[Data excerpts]
----

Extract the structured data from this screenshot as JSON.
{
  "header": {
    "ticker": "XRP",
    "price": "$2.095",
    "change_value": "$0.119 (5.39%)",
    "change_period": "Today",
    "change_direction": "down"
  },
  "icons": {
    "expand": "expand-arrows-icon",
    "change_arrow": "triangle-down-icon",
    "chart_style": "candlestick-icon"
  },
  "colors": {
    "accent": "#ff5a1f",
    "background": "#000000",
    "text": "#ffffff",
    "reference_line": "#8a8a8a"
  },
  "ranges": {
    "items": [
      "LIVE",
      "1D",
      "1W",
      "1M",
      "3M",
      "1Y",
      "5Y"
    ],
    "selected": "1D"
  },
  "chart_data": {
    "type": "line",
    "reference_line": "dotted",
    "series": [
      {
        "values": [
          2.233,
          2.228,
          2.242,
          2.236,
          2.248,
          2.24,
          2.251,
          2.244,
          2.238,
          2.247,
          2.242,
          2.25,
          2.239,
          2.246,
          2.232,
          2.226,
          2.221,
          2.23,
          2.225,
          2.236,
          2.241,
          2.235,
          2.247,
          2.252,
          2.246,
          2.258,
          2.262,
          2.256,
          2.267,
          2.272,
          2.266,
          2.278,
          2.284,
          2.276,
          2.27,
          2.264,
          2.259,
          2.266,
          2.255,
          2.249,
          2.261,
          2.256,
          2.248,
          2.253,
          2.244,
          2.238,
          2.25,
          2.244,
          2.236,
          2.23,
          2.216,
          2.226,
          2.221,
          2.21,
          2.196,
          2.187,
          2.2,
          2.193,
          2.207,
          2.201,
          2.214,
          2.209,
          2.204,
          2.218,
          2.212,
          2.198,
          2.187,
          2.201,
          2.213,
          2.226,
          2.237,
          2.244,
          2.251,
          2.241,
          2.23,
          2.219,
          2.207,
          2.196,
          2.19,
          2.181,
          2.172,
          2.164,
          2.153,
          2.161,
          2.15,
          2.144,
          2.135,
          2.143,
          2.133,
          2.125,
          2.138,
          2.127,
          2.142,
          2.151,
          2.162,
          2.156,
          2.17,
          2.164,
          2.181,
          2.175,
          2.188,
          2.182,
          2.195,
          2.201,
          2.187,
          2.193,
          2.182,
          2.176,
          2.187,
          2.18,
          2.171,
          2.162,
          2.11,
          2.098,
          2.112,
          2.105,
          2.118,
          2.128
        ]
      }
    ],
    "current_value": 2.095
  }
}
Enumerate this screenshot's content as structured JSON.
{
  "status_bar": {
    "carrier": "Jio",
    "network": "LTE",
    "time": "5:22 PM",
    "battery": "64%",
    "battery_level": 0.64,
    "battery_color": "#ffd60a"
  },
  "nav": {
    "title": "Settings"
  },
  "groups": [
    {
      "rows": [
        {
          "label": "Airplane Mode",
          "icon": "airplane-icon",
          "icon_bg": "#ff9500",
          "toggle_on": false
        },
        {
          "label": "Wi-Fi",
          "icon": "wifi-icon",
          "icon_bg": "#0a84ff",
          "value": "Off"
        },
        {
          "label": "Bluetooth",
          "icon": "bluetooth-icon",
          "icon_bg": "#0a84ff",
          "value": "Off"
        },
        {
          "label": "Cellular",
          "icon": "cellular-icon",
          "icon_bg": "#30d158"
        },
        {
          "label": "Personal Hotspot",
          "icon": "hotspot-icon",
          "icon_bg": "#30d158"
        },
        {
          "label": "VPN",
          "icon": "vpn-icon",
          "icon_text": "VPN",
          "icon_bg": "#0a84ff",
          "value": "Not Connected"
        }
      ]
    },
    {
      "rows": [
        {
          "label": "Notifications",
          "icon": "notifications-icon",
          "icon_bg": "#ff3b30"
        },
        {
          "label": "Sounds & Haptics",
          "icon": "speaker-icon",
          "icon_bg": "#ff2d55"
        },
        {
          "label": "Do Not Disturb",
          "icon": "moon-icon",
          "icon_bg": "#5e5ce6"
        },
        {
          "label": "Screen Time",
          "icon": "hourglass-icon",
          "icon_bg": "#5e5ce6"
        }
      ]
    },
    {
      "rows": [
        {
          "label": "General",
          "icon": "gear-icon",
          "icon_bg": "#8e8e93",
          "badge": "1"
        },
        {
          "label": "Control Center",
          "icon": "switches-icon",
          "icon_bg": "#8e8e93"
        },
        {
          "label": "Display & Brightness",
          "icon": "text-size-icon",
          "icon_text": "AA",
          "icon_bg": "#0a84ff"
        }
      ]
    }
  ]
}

----

▶ **INSTRUCTION**:
Gather, from the listing above, every line carrying the word "this".

▶ **REPLY**:
Extract the structured data from this screenshot as JSON.
Enumerate this screenshot's content as structured JSON.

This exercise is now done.